Input material

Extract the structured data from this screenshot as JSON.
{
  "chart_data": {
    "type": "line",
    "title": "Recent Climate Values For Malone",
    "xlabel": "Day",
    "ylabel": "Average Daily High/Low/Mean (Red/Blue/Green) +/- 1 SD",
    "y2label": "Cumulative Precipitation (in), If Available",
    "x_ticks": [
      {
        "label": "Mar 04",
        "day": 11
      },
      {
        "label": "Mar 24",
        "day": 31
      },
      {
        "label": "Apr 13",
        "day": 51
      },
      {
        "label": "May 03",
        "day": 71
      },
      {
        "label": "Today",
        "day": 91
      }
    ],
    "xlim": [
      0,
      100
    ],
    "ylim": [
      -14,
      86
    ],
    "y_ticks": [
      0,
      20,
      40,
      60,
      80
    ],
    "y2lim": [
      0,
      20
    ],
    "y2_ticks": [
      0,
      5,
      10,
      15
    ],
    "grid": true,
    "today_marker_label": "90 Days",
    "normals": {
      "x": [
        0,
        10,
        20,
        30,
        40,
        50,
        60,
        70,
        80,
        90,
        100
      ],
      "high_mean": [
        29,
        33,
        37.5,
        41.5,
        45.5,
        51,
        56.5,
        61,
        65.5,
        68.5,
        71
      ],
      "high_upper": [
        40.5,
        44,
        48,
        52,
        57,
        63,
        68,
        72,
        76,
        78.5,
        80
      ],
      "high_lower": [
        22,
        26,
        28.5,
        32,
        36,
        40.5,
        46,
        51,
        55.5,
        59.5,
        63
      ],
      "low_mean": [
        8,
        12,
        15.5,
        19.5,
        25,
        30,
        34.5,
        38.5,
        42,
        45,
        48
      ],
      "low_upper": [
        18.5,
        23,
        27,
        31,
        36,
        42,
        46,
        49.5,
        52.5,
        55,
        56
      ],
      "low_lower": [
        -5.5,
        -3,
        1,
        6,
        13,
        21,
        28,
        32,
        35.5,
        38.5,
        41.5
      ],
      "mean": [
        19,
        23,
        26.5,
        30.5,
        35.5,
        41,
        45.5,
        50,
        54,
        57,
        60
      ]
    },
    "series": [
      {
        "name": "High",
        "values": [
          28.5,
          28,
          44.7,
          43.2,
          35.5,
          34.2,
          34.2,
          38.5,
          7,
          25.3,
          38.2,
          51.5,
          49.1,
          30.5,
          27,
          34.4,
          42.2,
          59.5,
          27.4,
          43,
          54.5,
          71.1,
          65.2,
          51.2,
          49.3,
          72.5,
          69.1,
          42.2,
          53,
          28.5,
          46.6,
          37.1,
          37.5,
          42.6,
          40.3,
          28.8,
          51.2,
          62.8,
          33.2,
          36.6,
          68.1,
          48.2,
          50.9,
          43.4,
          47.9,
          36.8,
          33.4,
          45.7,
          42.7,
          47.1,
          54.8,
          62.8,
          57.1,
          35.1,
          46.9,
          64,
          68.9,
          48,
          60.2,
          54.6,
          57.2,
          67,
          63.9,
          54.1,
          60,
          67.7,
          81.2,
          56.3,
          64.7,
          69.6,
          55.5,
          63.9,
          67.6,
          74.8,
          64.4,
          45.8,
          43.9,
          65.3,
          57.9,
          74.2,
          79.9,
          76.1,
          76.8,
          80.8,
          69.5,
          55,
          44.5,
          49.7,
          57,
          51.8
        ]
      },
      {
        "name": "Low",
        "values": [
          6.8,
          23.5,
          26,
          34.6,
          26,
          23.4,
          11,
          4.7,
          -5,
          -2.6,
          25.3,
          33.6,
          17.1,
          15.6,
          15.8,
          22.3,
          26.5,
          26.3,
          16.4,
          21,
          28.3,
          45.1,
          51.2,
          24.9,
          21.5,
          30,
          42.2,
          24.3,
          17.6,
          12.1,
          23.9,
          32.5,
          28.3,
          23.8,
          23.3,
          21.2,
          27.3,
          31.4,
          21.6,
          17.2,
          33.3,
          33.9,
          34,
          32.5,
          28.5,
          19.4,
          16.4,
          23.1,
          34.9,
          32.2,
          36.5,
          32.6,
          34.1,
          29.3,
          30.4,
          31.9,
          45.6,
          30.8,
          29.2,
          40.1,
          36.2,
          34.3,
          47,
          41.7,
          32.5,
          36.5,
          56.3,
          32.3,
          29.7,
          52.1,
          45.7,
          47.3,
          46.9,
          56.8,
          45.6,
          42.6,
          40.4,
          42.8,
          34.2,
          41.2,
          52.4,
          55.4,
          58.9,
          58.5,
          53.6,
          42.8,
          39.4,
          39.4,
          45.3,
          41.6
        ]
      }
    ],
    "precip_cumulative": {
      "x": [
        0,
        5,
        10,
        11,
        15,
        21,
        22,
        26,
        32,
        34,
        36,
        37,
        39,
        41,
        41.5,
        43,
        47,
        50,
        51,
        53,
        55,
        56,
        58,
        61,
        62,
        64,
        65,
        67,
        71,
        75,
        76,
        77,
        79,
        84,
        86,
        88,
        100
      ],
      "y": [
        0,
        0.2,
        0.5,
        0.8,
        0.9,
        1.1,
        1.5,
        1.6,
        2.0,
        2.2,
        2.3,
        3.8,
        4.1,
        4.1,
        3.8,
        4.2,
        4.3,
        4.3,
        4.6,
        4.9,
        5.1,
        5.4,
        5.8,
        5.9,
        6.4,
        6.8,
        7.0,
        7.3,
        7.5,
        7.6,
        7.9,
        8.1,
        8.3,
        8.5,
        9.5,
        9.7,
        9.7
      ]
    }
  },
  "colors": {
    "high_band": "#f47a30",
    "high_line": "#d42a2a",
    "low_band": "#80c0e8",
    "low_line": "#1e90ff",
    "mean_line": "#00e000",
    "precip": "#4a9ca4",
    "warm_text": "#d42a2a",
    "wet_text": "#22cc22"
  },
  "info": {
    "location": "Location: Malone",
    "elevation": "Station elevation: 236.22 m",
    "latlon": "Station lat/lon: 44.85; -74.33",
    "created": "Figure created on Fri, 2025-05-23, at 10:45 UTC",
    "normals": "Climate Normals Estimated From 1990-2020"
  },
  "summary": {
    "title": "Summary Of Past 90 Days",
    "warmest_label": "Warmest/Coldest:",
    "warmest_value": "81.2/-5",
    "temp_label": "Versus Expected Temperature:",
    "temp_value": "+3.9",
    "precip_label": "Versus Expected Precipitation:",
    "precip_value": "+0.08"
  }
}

Do this
All of the lines above need to be given again exactly.

Exercise result
Extract the structured data from this screenshot as JSON.
{
  "chart_data": {
    "type": "line",
    "title": "Recent Climate Values For Malone",
    "xlabel": "Day",
    "ylabel": "Average Daily High/Low/Mean (Red/Blue/Green) +/- 1 SD",
    "y2label": "Cumulative Precipitation (in), If Available",
    "x_ticks": [
      {
        "label": "Mar 04",
        "day": 11
      },
      {
        "label": "Mar 24",
        "day": 31
      },
      {
        "label": "Apr 13",
        "day": 51
      },
      {
        "label": "May 03",
        "day": 71
      },
      {
        "label": "Today",
        "day": 91
      }
    ],
    "xlim": [
      0,
      100
    ],
    "ylim": [
      -14,
      86
    ],
    "y_ticks": [
      0,
      20,
      40,
      60,
      80
    ],
    "y2lim": [
      0,
      20
    ],
    "y2_ticks": [
      0,
      5,
      10,
      15
    ],
    "grid": true,
    "today_marker_label": "90 Days",
    "normals": {
      "x": [
        0,
        10,
        20,
        30,
        40,
        50,
        60,
        70,
        80,
        90,
        100
      ],
      "high_mean": [
        29,
        33,
        37.5,
        41.5,
        45.5,
        51,
        56.5,
        61,
        65.5,
        68.5,
        71
      ],
      "high_upper": [
        40.5,
        44,
        48,
        52,
        57,
        63,
        68,
        72,
        76,
        78.5,
        80
      ],
      "high_lower": [
        22,
        26,
        28.5,
        32,
        36,
        40.5,
        46,
        51,
        55.5,
        59.5,
        63
      ],
      "low_mean": [
        8,
        12,
        15.5,
        19.5,
        25,
        30,
        34.5,
        38.5,
        42,
        45,
        48
      ],
      "low_upper": [
        18.5,
        23,
        27,
        31,
        36,
        42,
        46,
        49.5,
        52.5,
        55,
        56
      ],
      "low_lower": [
        -5.5,
        -3,
        1,
        6,
        13,
        21,
        28,
        32,
        35.5,
        38.5,
        41.5
      ],
      "mean": [
        19,
        23,
        26.5,
        30.5,
        35.5,
        41,
        45.5,
        50,
        54,
        57,
        60
      ]
    },
    "series": [
      {
        "name": "High",
        "values": [
          28.5,
          28,
          44.7,
          43.2,
          35.5,
          34.2,
          34.2,
          38.5,
          7,
          25.3,
          38.2,
          51.5,
          49.1,
          30.5,
          27,
          34.4,
          42.2,
          59.5,
          27.4,
          43,
          54.5,
          71.1,
          65.2,
          51.2,
          49.3,
          72.5,
          69.1,
          42.2,
          53,
          28.5,
          46.6,
          37.1,
          37.5,
          42.6,
          40.3,
          28.8,
          51.2,
          62.8,
          33.2,
          36.6,
          68.1,
          48.2,
          50.9,
          43.4,
          47.9,
          36.8,
          33.4,
          45.7,
          42.7,
          47.1,
          54.8,
          62.8,
          57.1,
          35.1,
          46.9,
          64,
          68.9,
          48,
          60.2,
          54.6,
          57.2,
          67,
          63.9,
          54.1,
          60,
          67.7,
          81.2,
          56.3,
          64.7,
          69.6,
          55.5,
          63.9,
          67.6,
          74.8,
          64.4,
          45.8,
          43.9,
          65.3,
          57.9,
          74.2,
          79.9,
          76.1,
          76.8,
          80.8,
          69.5,
          55,
          44.5,
          49.7,
          57,
          51.8
        ]
      },
      {
        "name": "Low",
        "values": [
          6.8,
          23.5,
          26,
          34.6,
          26,
          23.4,
          11,
          4.7,
          -5,
          -2.6,
          25.3,
          33.6,
          17.1,
          15.6,
          15.8,
          22.3,
          26.5,
          26.3,
          16.4,
          21,
          28.3,
          45.1,
          51.2,
          24.9,
          21.5,
          30,
          42.2,
          24.3,
          17.6,
          12.1,
          23.9,
          32.5,
          28.3,
          23.8,
          23.3,
          21.2,
          27.3,
          31.4,
          21.6,
          17.2,
          33.3,
          33.9,
          34,
          32.5,
          28.5,
          19.4,
          16.4,
          23.1,
          34.9,
          32.2,
          36.5,
          32.6,
          34.1,
          29.3,
          30.4,
          31.9,
          45.6,
          30.8,
          29.2,
          40.1,
          36.2,
          34.3,
          47,
          41.7,
          32.5,
          36.5,
          56.3,
          32.3,
          29.7,
          52.1,
          45.7,
          47.3,
          46.9,
          56.8,
          45.6,
          42.6,
          40.4,
          42.8,
          34.2,
          41.2,
          52.4,
          55.4,
          58.9,
          58.5,
          53.6,
          42.8,
          39.4,
          39.4,
          45.3,
          41.6
        ]
      }
    ],
    "precip_cumulative": {
      "x": [
        0,
        5,
        10,
        11,
        15,
        21,
        22,
        26,
        32,
        34,
        36,
        37,
        39,
        41,
        41.5,
        43,
        47,
        50,
        51,
        53,
        55,
        56,
        58,
        61,
        62,
        64,
        65,
        67,
        71,
        75,
        76,
        77,
        79,
        84,
        86,
        88,
        100
      ],
      "y": [
        0,
        0.2,
        0.5,
        0.8,
        0.9,
        1.1,
        1.5,
        1.6,
        2.0,
        2.2,
        2.3,
        3.8,
        4.1,
        4.1,
        3.8,
        4.2,
        4.3,
        4.3,
        4.6,
        4.9,
        5.1,
        5.4,
        5.8,
        5.9,
        6.4,
        6.8,
        7.0,
        7.3,
        7.5,
        7.6,
        7.9,
        8.1,
        8.3,
        8.5,
        9.5,
        9.7,
        9.7
      ]
    }
  },
  "colors": {
    "high_band": "#f47a30",
    "high_line": "#d42a2a",
    "low_band": "#80c0e8",
    "low_line": "#1e90ff",
    "mean_line": "#00e000",
    "precip": "#4a9ca4",
    "warm_text": "#d42a2a",
    "wet_text": "#22cc22"
  },
  "info": {
    "location": "Location: Malone",
    "elevation": "Station elevation: 236.22 m",
    "latlon": "Station lat/lon: 44.85; -74.33",
    "created": "Figure created on Fri, 2025-05-23, at 10:45 UTC",
    "normals": "Climate Normals Estimated From 1990-2020"
  },
  "summary": {
    "title": "Summary Of Past 90 Days",
    "warmest_label": "Warmest/Coldest:",
    "warmest_value": "81.2/-5",
    "temp_label": "Versus Expected Temperature:",
    "temp_value": "+3.9",
    "precip_label": "Versus Expected Precipitation:",
    "precip_value": "+0.08"
  }
}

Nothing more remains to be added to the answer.